_TASK DIRECTIONS_.
According to the passage on fission, fusion, and matter-antimatter reactions, what do matter and antimatter produce when they collide and annihilate each other?

Nuclear fusion, or fission, aren't anything like M/AM. You can have a M/AM with atoms/molecules, and with protons and negatons, and electrons and positrons. But you can't do nuclear fission or fusion with electrons. ;)
Each element has a specific "strength", it's actually a curve. This strength is actually energy holding together the atom, and is in fact responsible why some atoms have a relatively "low" half-life (half-life is the time in which it takes for half of a volume of atoms to "self destruct" on their own, uranium has a relative low half-life, of 704 million years for 235 (an "isotope" of uranium, the word describes it perfectly so I won't go into everything, otherwise I'll be repeating most of my physics and chemistry lessons
). But iron, which has the greatest strength btw, is in 3 of 7 isotopes "stable", meaning it either has no half-life or we haven't been able to measure it yet.
Now, both fission and fusion work on the fact that different elements have different strengths. In case of fission, you break up an atom by sending some other, fast moving, particle at it, say, another piece of uranium proppeled by an explosive (basis for atleast Hiroshima type nuclear bombs). So the atom breaks up, but into what? Two smaller atoms. Now these other atoms will have different strengths. And if you add everything up, you will notice that there is a discrepancy between everything. Where did that energy go? Remember, nothing gets lost, ever, maybe it is just converted into something else. In this case, radiation, either gamma, beta or alpha, mostlikely a mixture of all 3. Gamma is pure energy (in fact a high frequency em wave/particle, an actual form of light), beta radiation are electrons and alpha radiation are helium nuclei (sp). Where am I going? The act of going from an unstable to a more stable element releases energy, since less needs to be used to keep it stable. And that energy can be converted into heat which drives a steam turbine.
Anyway, fission works the same way, except it's going the other way around, we combine atoms into bigger ones, for example, deuterium (yes, they are one and the say) into helium. And again, here, from going from a more unstable to a more stable element releases energy.
You can keep combining atoms all the way up to iron, and then it will take far more energy to combine the cores than you get out of it (in fact, you won't get energy out of it). The same with coming from uranium all the way down to iron, when you get to iron, you will need more energy to break it up than you get out of it.
Now how is this diffrent from M/AM? When Matter and Antimatter collide (just touch is enough), they annihilation eachother producing gamma radiation (any M/AM reaction does this, and maybe "rest" matter or antimatter, if the mix ratio isn't 1:1). And that gamma radiation can be used to heat up water, and the steam driving a turbine.

_DATA TO EXAMINE_.
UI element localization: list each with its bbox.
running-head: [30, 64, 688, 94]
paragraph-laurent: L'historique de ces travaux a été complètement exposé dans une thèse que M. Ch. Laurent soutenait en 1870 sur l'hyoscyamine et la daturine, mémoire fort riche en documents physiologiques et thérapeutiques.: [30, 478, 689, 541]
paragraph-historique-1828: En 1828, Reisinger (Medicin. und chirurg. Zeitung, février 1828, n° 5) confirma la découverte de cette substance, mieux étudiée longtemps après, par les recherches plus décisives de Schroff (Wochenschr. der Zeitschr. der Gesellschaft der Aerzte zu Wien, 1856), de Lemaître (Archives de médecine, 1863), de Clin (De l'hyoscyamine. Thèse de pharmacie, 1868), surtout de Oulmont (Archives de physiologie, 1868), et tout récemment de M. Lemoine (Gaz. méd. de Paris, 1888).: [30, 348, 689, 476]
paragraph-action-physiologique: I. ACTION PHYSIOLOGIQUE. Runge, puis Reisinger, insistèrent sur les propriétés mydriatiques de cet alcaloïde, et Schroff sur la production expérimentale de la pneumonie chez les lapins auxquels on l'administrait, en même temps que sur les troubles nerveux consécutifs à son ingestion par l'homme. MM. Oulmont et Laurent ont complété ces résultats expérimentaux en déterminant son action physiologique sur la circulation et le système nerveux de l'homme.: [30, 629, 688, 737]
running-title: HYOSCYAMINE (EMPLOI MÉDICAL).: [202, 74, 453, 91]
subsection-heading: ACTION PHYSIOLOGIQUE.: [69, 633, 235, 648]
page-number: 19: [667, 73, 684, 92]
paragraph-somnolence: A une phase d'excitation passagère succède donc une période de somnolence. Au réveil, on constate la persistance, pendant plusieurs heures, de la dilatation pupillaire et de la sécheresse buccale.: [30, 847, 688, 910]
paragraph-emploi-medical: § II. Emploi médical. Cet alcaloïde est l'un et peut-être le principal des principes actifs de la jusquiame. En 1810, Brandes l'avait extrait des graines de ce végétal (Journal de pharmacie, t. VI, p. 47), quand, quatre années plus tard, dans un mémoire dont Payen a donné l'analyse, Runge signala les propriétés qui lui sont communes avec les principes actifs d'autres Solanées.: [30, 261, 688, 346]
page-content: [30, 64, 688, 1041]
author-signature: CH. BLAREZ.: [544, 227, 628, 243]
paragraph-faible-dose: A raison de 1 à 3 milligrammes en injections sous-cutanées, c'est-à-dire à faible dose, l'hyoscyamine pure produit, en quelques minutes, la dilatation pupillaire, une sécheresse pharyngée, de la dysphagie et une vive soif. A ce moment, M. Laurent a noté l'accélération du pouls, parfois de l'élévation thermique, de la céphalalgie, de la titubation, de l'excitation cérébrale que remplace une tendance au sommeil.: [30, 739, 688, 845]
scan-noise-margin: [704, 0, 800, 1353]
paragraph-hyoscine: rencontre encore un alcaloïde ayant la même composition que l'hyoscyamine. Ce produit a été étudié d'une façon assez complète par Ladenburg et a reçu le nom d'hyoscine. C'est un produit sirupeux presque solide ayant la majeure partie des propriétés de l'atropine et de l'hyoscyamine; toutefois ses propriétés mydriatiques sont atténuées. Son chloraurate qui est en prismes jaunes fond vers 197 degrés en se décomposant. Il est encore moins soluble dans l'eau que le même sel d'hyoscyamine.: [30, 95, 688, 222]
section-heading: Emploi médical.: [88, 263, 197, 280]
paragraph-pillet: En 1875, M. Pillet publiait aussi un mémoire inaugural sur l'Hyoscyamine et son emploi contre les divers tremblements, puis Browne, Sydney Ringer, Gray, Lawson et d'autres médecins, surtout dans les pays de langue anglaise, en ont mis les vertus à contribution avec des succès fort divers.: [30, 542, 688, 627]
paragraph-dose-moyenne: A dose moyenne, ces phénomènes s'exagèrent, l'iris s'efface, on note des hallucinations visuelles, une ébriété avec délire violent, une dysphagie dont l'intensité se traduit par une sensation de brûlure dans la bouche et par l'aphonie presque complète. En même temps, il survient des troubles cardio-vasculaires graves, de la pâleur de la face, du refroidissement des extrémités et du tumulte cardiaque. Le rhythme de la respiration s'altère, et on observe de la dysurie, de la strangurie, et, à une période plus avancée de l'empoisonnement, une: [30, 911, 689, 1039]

_ANSWER SPACE_.
Gamma radiation.